→ Exercise materials

----------------

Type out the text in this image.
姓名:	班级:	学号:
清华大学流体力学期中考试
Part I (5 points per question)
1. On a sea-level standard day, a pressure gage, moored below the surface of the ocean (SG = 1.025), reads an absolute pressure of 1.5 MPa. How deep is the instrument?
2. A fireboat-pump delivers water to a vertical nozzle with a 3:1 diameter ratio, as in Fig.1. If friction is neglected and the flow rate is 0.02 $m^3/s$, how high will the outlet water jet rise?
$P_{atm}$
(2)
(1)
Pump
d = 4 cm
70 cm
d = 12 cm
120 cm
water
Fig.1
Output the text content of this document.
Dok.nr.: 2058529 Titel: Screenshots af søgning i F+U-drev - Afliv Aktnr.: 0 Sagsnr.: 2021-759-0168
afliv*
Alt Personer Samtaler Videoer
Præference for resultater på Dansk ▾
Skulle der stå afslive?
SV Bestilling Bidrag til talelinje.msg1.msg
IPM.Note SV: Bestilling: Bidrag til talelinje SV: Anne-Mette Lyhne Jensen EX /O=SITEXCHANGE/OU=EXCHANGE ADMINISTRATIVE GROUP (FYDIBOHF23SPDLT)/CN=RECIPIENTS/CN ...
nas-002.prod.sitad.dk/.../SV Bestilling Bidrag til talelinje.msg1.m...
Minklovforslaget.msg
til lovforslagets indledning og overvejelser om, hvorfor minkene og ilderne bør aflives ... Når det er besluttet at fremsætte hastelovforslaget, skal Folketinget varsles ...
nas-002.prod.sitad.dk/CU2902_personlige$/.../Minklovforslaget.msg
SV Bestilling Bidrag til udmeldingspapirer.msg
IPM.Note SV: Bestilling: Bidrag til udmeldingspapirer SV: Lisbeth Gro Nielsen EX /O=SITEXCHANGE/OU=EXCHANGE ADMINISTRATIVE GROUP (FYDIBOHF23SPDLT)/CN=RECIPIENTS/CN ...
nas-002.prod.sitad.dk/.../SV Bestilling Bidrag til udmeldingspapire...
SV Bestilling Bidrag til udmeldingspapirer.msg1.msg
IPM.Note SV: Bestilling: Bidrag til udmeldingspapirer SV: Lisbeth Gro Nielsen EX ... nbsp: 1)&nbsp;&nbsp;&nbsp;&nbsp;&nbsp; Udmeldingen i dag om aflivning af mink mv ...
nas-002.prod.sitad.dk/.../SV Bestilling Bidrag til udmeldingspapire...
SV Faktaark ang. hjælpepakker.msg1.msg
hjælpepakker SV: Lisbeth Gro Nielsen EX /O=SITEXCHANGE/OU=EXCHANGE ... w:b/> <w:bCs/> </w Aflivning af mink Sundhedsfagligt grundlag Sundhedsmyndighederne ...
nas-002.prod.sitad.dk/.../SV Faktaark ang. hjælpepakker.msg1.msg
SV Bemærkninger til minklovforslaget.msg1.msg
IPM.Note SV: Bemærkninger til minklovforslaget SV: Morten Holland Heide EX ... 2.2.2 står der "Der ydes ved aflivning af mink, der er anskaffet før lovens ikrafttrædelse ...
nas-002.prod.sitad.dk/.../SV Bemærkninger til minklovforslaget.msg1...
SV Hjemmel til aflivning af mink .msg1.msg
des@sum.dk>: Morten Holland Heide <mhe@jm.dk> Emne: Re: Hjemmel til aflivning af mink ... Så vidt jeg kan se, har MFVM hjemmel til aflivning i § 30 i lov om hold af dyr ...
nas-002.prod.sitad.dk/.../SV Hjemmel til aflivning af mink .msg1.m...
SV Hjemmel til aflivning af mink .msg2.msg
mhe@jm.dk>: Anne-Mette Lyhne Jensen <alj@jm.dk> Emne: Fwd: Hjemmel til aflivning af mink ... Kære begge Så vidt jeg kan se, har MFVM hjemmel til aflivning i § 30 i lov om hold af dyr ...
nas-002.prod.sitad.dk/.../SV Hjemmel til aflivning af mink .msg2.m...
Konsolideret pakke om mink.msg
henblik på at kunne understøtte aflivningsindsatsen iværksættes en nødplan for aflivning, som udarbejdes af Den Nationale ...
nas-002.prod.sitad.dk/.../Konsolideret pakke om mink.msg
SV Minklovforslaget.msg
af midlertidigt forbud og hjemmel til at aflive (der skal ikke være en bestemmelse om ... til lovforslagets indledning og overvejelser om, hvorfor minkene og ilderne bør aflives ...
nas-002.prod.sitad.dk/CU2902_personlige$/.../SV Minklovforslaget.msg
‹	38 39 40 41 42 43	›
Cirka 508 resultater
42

----------------

→ Exercise task
Which lines of the data include "RECIPIENTS"? Copy each of them.

→ Answer in full
IPM.Note SV: Bestilling: Bidrag til talelinje SV: Anne-Mette Lyhne Jensen EX /O=SITEXCHANGE/OU=EXCHANGE ADMINISTRATIVE GROUP (FYDIBOHF23SPDLT)/CN=RECIPIENTS/CN ...
IPM.Note SV: Bestilling: Bidrag til udmeldingspapirer SV: Lisbeth Gro Nielsen EX /O=SITEXCHANGE/OU=EXCHANGE ADMINISTRATIVE GROUP (FYDIBOHF23SPDLT)/CN=RECIPIENTS/CN ...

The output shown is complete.